(Figure content listings)
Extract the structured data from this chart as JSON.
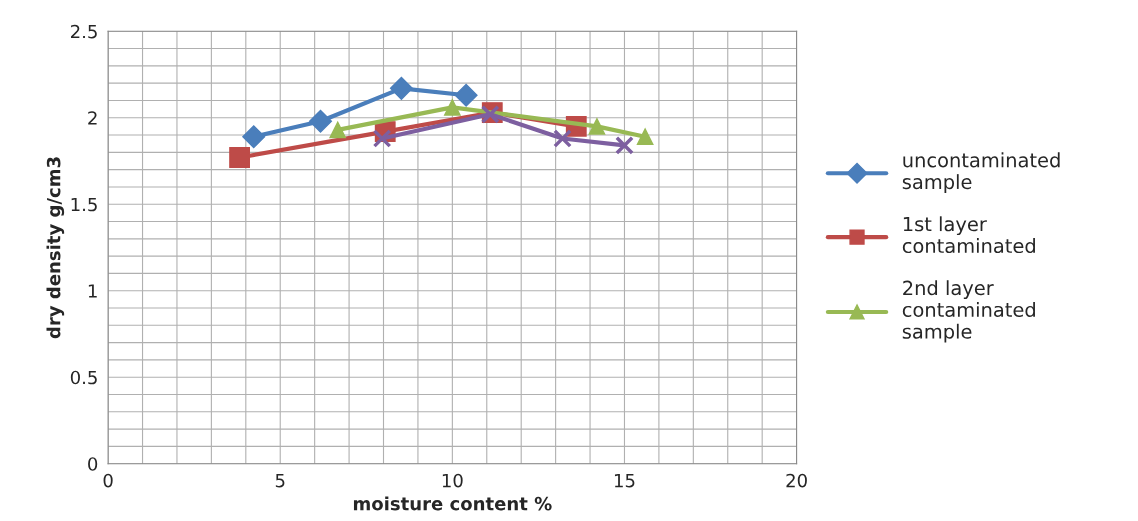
{
  "chart_data": {
    "type": "line",
    "xlabel": "moisture content %",
    "ylabel": "dry density g/cm3",
    "xlim": [
      0,
      20
    ],
    "xticks": [
      0,
      5,
      10,
      15,
      20
    ],
    "ylim": [
      0,
      2.5
    ],
    "yticks": [
      0,
      0.5,
      1,
      1.5,
      2,
      2.5
    ],
    "grid": true,
    "legend": "right",
    "series": [
      {
        "name": "uncontaminated\nsample",
        "color": "#4a7ebb",
        "marker": "diamond",
        "x": [
          4.23,
          6.17,
          8.52,
          10.4
        ],
        "values": [
          1.89,
          1.98,
          2.17,
          2.13
        ]
      },
      {
        "name": "1st layer\ncontaminated",
        "color": "#be4b48",
        "marker": "square",
        "x": [
          3.82,
          8.05,
          11.16,
          13.6
        ],
        "values": [
          1.77,
          1.92,
          2.03,
          1.95
        ]
      },
      {
        "name": "2nd layer\ncontaminated\nsample",
        "color": "#98b954",
        "marker": "triangle",
        "x": [
          6.67,
          10.0,
          14.2,
          15.6
        ],
        "values": [
          1.93,
          2.06,
          1.95,
          1.89
        ]
      },
      {
        "color": "#7d5fa0",
        "marker": "cross",
        "x": [
          7.96,
          11.1,
          13.2,
          15.0
        ],
        "values": [
          1.88,
          2.02,
          1.88,
          1.84
        ]
      }
    ]
  }
}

Goal of the exercise - Find the string "layer" in the listing and return every line that holds it.

Worked answer -
        "name": "1st layer\ncontaminated",
        "name": "2nd layer\ncontaminated\nsample",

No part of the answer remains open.